_THE EXERCISE:_ Select, from the data, each line where "name" occurs.

# Start of INPUT RECORDS

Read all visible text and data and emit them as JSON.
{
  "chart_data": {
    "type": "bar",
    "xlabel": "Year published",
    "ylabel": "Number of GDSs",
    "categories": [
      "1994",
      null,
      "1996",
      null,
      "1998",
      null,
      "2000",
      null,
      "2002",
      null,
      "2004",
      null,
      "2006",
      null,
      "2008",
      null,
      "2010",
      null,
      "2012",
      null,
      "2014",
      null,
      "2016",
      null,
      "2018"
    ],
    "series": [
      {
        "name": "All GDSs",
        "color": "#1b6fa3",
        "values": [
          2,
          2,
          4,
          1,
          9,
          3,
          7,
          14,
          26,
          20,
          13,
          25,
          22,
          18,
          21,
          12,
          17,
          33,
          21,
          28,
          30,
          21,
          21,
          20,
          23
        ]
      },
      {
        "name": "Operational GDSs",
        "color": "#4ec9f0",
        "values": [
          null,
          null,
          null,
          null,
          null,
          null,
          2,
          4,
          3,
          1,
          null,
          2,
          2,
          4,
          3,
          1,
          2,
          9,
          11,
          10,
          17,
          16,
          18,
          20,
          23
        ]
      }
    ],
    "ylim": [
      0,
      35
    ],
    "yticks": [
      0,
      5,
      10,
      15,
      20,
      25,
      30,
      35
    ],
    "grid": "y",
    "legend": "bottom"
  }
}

# End of INPUT RECORDS

_EXERCISE RESULT:_
        "name": "All GDSs",
        "name": "Operational GDSs",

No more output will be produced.